Objective:
Pull out from the material below all lines with "text".

Start of Raw records

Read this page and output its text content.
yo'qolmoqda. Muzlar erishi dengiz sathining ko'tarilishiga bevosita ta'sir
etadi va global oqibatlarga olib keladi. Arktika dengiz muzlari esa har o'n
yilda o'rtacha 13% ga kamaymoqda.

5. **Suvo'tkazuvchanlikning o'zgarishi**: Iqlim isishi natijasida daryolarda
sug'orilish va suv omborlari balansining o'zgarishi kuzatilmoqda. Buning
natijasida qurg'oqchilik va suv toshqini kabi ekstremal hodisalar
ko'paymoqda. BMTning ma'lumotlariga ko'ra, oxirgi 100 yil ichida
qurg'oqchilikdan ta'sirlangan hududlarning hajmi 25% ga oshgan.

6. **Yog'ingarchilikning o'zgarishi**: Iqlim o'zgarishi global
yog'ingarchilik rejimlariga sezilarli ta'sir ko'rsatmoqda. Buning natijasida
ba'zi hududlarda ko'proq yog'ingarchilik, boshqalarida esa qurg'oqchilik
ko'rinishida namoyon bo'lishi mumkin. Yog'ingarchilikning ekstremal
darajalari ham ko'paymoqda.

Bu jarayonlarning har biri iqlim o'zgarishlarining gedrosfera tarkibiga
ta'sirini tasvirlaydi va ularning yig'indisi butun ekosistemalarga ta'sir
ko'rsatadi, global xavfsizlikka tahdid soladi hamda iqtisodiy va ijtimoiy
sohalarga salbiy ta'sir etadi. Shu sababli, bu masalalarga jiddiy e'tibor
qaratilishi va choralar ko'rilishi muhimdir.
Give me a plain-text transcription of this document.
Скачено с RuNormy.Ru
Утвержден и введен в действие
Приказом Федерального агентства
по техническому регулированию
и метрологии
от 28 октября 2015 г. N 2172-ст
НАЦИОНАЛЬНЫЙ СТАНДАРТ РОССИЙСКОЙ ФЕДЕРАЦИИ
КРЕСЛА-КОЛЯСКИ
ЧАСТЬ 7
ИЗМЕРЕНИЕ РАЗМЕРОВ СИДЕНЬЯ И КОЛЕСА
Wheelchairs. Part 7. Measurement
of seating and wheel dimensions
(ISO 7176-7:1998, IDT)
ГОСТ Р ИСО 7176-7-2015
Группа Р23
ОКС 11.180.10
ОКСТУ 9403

End of Raw records

Finished exercise:
Read this page and output its text content.
Give me a plain-text transcription of this document.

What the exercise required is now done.